▶ **Given instruction**
Look over the entries that follow and work out how many lines contain "Банке". State the number only.

▶ **Exercise material**
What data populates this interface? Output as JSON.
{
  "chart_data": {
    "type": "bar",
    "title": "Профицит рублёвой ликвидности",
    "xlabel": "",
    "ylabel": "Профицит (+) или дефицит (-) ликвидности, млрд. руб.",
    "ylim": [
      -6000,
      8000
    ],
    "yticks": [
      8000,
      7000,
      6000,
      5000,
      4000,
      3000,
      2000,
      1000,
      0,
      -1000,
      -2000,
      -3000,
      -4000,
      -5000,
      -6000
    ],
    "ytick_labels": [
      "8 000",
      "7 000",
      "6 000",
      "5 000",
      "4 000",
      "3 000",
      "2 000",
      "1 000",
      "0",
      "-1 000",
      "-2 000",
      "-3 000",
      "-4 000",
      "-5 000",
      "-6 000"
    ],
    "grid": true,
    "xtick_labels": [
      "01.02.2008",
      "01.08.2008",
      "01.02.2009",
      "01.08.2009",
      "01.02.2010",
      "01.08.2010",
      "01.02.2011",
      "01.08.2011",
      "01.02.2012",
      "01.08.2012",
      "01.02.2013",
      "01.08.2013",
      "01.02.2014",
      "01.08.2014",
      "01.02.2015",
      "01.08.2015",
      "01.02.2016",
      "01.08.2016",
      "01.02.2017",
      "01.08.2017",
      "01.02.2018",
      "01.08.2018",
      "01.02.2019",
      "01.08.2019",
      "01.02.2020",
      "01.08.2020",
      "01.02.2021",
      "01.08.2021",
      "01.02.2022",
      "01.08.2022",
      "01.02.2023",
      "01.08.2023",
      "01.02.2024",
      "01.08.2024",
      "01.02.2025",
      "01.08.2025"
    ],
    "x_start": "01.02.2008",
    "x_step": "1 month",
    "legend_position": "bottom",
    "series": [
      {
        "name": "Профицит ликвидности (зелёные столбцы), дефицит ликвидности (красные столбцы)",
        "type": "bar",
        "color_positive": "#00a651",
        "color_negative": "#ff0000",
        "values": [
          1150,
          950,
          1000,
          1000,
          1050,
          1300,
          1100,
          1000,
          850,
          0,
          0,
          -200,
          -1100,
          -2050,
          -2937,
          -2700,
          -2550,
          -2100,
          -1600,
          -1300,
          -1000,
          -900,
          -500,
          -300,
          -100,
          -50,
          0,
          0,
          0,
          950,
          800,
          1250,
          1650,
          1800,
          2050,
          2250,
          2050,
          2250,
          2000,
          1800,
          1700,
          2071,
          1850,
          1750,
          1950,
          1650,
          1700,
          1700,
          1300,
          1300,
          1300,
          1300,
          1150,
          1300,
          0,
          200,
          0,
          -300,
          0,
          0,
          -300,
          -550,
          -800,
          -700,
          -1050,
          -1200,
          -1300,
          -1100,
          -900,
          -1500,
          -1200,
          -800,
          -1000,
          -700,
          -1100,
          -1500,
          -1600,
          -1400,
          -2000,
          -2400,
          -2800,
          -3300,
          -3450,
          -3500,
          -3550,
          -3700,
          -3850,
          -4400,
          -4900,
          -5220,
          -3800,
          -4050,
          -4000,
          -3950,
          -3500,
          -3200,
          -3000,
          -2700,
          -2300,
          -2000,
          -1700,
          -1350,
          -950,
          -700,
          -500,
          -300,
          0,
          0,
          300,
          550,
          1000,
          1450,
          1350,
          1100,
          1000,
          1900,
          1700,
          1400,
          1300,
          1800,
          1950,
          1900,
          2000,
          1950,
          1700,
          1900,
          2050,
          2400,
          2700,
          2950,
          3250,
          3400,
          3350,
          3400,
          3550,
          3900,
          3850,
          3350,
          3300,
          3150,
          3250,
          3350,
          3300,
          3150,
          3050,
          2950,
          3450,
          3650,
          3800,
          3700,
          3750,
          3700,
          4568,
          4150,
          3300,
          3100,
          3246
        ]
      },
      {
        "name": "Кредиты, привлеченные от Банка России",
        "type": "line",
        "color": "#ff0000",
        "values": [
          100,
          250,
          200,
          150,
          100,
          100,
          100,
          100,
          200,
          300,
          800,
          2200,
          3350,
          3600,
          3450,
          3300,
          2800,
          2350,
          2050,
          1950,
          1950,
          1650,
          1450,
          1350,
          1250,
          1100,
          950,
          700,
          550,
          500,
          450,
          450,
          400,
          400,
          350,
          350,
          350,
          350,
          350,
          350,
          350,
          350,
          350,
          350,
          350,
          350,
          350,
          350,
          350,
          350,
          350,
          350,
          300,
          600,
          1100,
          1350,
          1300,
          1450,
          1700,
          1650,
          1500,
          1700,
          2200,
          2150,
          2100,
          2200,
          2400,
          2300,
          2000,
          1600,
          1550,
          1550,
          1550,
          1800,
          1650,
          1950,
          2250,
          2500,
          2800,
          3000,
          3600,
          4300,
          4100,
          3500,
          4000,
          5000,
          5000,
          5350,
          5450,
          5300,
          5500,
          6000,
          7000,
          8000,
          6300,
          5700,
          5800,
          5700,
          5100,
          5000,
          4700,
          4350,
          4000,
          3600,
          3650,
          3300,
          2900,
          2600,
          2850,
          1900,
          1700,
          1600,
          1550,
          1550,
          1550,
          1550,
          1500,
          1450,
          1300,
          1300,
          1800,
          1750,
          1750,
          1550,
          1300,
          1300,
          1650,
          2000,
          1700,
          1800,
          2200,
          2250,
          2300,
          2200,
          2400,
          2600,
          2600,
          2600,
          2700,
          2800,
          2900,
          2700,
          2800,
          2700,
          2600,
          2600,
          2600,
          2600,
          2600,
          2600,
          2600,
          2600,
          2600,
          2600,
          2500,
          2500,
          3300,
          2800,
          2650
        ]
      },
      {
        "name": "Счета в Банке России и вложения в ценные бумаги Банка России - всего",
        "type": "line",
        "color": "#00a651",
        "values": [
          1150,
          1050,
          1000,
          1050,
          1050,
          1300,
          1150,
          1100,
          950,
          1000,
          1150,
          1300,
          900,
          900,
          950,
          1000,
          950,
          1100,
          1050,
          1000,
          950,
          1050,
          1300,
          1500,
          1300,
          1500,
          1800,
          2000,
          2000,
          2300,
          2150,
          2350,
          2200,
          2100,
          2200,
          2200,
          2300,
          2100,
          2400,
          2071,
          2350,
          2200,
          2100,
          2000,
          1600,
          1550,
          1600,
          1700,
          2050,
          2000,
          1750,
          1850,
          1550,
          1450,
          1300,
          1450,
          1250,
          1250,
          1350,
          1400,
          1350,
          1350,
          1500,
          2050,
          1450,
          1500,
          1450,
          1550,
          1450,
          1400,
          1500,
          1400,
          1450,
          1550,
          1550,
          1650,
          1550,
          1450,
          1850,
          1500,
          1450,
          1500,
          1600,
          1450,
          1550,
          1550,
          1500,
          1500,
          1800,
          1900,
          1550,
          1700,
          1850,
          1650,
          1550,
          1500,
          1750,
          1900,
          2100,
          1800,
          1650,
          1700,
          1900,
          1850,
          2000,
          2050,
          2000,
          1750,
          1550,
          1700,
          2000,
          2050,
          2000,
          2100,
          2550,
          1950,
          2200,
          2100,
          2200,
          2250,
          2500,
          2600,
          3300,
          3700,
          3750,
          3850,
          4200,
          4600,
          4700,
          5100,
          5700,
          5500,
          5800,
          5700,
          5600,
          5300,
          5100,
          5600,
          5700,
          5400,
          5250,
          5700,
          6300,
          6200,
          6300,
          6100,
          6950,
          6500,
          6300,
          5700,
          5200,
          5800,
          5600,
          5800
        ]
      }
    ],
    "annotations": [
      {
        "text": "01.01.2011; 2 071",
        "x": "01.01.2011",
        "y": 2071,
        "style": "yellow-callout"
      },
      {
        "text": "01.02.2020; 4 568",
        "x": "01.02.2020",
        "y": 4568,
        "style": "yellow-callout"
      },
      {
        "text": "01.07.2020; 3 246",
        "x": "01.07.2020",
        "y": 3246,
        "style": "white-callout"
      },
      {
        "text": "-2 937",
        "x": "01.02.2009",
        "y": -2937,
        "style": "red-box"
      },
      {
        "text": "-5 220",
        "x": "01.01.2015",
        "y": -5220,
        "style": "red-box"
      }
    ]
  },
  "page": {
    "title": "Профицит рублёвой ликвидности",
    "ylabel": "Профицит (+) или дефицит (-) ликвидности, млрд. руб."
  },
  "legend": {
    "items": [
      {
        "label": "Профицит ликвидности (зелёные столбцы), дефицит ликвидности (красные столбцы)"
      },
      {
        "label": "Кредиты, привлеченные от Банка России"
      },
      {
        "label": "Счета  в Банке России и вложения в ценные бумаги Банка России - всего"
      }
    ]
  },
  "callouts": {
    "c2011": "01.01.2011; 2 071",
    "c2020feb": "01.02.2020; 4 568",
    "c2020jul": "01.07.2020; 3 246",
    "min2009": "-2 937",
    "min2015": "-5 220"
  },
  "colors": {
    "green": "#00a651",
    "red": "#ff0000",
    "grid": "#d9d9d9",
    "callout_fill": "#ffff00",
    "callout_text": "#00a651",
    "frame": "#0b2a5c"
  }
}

▶ **Answer for this exercise**
2